To be done = Copy the lines below as they are; omit the images they contain.

Data listing =
──────────────────────────────
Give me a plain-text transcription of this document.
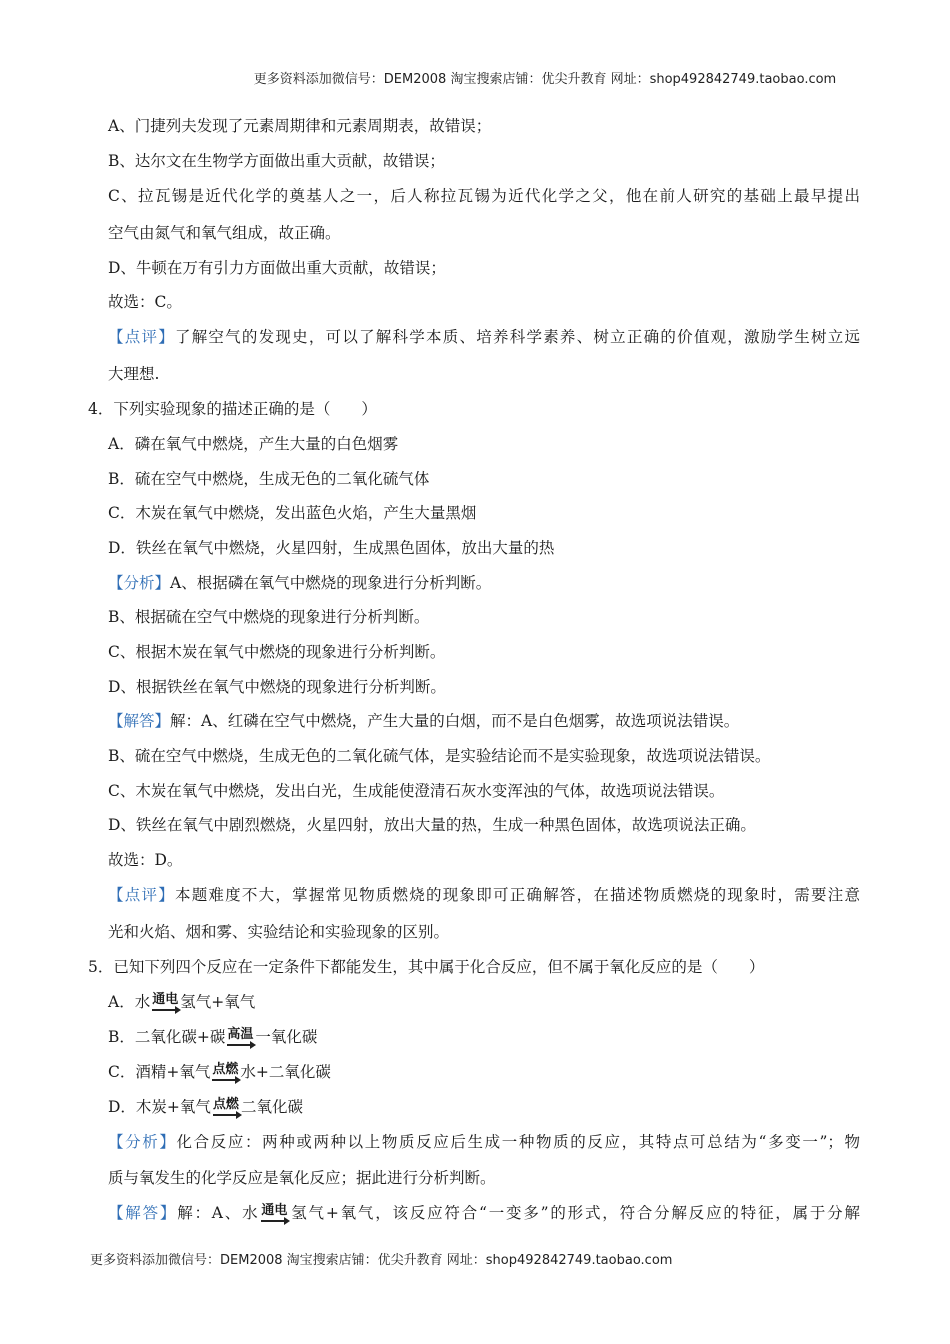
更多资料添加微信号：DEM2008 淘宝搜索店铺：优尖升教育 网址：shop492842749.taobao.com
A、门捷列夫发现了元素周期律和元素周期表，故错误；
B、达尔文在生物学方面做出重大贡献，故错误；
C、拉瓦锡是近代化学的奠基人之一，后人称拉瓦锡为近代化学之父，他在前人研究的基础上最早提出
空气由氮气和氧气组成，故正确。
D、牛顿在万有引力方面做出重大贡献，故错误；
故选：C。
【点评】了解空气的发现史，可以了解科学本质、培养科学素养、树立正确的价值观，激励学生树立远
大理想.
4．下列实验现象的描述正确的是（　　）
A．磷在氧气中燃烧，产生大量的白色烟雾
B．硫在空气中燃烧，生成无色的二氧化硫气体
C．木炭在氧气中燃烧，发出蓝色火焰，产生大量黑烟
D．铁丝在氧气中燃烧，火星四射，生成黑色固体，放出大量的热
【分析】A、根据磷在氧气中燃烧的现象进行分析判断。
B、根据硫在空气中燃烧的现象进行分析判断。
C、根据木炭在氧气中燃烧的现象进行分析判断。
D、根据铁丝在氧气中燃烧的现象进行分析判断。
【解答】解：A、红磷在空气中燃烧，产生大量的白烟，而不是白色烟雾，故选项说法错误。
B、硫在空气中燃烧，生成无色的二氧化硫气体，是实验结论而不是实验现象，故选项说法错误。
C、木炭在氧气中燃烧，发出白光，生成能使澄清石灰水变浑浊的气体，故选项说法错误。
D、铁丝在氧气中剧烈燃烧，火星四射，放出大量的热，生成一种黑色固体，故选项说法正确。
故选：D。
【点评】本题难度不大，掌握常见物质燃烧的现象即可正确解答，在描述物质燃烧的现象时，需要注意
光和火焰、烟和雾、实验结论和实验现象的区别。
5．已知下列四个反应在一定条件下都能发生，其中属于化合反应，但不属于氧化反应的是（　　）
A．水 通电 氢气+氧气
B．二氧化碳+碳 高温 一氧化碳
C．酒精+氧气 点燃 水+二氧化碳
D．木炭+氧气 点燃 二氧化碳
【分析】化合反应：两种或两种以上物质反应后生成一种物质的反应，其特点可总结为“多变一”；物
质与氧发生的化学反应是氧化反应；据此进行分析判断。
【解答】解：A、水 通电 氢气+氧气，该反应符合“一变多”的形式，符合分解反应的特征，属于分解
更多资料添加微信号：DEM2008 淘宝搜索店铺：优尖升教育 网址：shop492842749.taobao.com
──────────────────────────────
Response for this exercise =
Give me a plain-text transcription of this document.
更多资料添加微信号：DEM2008 淘宝搜索店铺：优尖升教育 网址：shop492842749.taobao.com
A、门捷列夫发现了元素周期律和元素周期表，故错误；
B、达尔文在生物学方面做出重大贡献，故错误；
C、拉瓦锡是近代化学的奠基人之一，后人称拉瓦锡为近代化学之父，他在前人研究的基础上最早提出
空气由氮气和氧气组成，故正确。
D、牛顿在万有引力方面做出重大贡献，故错误；
故选：C。
【点评】了解空气的发现史，可以了解科学本质、培养科学素养、树立正确的价值观，激励学生树立远
大理想.
4．下列实验现象的描述正确的是（　　）
A．磷在氧气中燃烧，产生大量的白色烟雾
B．硫在空气中燃烧，生成无色的二氧化硫气体
C．木炭在氧气中燃烧，发出蓝色火焰，产生大量黑烟
D．铁丝在氧气中燃烧，火星四射，生成黑色固体，放出大量的热
【分析】A、根据磷在氧气中燃烧的现象进行分析判断。
B、根据硫在空气中燃烧的现象进行分析判断。
C、根据木炭在氧气中燃烧的现象进行分析判断。
D、根据铁丝在氧气中燃烧的现象进行分析判断。
【解答】解：A、红磷在空气中燃烧，产生大量的白烟，而不是白色烟雾，故选项说法错误。
B、硫在空气中燃烧，生成无色的二氧化硫气体，是实验结论而不是实验现象，故选项说法错误。
C、木炭在氧气中燃烧，发出白光，生成能使澄清石灰水变浑浊的气体，故选项说法错误。
D、铁丝在氧气中剧烈燃烧，火星四射，放出大量的热，生成一种黑色固体，故选项说法正确。
故选：D。
【点评】本题难度不大，掌握常见物质燃烧的现象即可正确解答，在描述物质燃烧的现象时，需要注意
光和火焰、烟和雾、实验结论和实验现象的区别。
5．已知下列四个反应在一定条件下都能发生，其中属于化合反应，但不属于氧化反应的是（　　）
A．水 通电 氢气+氧气
B．二氧化碳+碳 高温 一氧化碳
C．酒精+氧气 点燃 水+二氧化碳
D．木炭+氧气 点燃 二氧化碳
【分析】化合反应：两种或两种以上物质反应后生成一种物质的反应，其特点可总结为“多变一”；物
质与氧发生的化学反应是氧化反应；据此进行分析判断。
【解答】解：A、水 通电 氢气+氧气，该反应符合“一变多”的形式，符合分解反应的特征，属于分解
更多资料添加微信号：DEM2008 淘宝搜索店铺：优尖升教育 网址：shop492842749.taobao.com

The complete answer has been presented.